**RECORDS**
════════════════════

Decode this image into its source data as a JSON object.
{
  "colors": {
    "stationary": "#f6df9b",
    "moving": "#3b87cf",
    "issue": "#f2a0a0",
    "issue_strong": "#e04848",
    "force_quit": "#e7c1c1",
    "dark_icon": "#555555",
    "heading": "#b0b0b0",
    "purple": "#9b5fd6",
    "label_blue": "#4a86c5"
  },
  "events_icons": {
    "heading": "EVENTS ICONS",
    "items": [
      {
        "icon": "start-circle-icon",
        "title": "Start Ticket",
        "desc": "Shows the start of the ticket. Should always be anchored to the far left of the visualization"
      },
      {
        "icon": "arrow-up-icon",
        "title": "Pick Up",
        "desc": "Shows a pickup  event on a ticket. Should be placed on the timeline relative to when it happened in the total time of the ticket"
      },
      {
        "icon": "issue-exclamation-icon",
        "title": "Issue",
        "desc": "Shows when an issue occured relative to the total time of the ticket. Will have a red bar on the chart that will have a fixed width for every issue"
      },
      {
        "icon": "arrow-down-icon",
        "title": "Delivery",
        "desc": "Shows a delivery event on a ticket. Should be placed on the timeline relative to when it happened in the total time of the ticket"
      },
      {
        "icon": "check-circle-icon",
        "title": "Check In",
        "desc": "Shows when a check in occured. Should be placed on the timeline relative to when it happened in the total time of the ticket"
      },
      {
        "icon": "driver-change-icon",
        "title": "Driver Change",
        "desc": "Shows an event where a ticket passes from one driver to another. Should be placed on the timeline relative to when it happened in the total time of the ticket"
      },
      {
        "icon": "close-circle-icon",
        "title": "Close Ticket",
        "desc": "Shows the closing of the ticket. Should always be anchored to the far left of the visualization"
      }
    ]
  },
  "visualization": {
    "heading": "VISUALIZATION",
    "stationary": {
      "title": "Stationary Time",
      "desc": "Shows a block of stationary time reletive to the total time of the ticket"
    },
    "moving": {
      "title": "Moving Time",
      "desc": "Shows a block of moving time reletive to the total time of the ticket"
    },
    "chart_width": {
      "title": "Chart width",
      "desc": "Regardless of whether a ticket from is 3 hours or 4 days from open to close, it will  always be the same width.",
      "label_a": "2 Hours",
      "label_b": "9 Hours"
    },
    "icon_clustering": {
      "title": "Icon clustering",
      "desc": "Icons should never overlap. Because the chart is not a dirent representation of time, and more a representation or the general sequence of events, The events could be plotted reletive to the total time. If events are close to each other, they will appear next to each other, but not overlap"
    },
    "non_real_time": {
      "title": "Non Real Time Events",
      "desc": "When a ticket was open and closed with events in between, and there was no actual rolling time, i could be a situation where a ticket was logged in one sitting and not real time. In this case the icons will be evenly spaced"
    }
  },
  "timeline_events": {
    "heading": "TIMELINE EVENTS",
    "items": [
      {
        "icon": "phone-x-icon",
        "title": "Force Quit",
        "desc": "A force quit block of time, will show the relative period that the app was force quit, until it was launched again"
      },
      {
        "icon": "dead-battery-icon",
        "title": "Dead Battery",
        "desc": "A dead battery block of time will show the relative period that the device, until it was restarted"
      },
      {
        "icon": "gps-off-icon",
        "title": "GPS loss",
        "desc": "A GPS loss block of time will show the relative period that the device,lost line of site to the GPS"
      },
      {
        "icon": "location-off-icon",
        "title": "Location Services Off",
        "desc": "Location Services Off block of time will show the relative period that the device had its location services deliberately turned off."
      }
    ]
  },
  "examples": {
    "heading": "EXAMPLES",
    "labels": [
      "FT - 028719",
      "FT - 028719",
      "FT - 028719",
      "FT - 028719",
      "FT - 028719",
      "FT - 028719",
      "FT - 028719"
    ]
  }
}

════════════════════

**WHAT THIS TASK INVOLVES**
Reproduce all the records precisely.

**EXPECTED OUTPUT**
Decode this image into its source data as a JSON object.
{
  "colors": {
    "stationary": "#f6df9b",
    "moving": "#3b87cf",
    "issue": "#f2a0a0",
    "issue_strong": "#e04848",
    "force_quit": "#e7c1c1",
    "dark_icon": "#555555",
    "heading": "#b0b0b0",
    "purple": "#9b5fd6",
    "label_blue": "#4a86c5"
  },
  "events_icons": {
    "heading": "EVENTS ICONS",
    "items": [
      {
        "icon": "start-circle-icon",
        "title": "Start Ticket",
        "desc": "Shows the start of the ticket. Should always be anchored to the far left of the visualization"
      },
      {
        "icon": "arrow-up-icon",
        "title": "Pick Up",
        "desc": "Shows a pickup  event on a ticket. Should be placed on the timeline relative to when it happened in the total time of the ticket"
      },
      {
        "icon": "issue-exclamation-icon",
        "title": "Issue",
        "desc": "Shows when an issue occured relative to the total time of the ticket. Will have a red bar on the chart that will have a fixed width for every issue"
      },
      {
        "icon": "arrow-down-icon",
        "title": "Delivery",
        "desc": "Shows a delivery event on a ticket. Should be placed on the timeline relative to when it happened in the total time of the ticket"
      },
      {
        "icon": "check-circle-icon",
        "title": "Check In",
        "desc": "Shows when a check in occured. Should be placed on the timeline relative to when it happened in the total time of the ticket"
      },
      {
        "icon": "driver-change-icon",
        "title": "Driver Change",
        "desc": "Shows an event where a ticket passes from one driver to another. Should be placed on the timeline relative to when it happened in the total time of the ticket"
      },
      {
        "icon": "close-circle-icon",
        "title": "Close Ticket",
        "desc": "Shows the closing of the ticket. Should always be anchored to the far left of the visualization"
      }
    ]
  },
  "visualization": {
    "heading": "VISUALIZATION",
    "stationary": {
      "title": "Stationary Time",
      "desc": "Shows a block of stationary time reletive to the total time of the ticket"
    },
    "moving": {
      "title": "Moving Time",
      "desc": "Shows a block of moving time reletive to the total time of the ticket"
    },
    "chart_width": {
      "title": "Chart width",
      "desc": "Regardless of whether a ticket from is 3 hours or 4 days from open to close, it will  always be the same width.",
      "label_a": "2 Hours",
      "label_b": "9 Hours"
    },
    "icon_clustering": {
      "title": "Icon clustering",
      "desc": "Icons should never overlap. Because the chart is not a dirent representation of time, and more a representation or the general sequence of events, The events could be plotted reletive to the total time. If events are close to each other, they will appear next to each other, but not overlap"
    },
    "non_real_time": {
      "title": "Non Real Time Events",
      "desc": "When a ticket was open and closed with events in between, and there was no actual rolling time, i could be a situation where a ticket was logged in one sitting and not real time. In this case the icons will be evenly spaced"
    }
  },
  "timeline_events": {
    "heading": "TIMELINE EVENTS",
    "items": [
      {
        "icon": "phone-x-icon",
        "title": "Force Quit",
        "desc": "A force quit block of time, will show the relative period that the app was force quit, until it was launched again"
      },
      {
        "icon": "dead-battery-icon",
        "title": "Dead Battery",
        "desc": "A dead battery block of time will show the relative period that the device, until it was restarted"
      },
      {
        "icon": "gps-off-icon",
        "title": "GPS loss",
        "desc": "A GPS loss block of time will show the relative period that the device,lost line of site to the GPS"
      },
      {
        "icon": "location-off-icon",
        "title": "Location Services Off",
        "desc": "Location Services Off block of time will show the relative period that the device had its location services deliberately turned off."
      }
    ]
  },
  "examples": {
    "heading": "EXAMPLES",
    "labels": [
      "FT - 028719",
      "FT - 028719",
      "FT - 028719",
      "FT - 028719",
      "FT - 028719",
      "FT - 028719",
      "FT - 028719"
    ]
  }
}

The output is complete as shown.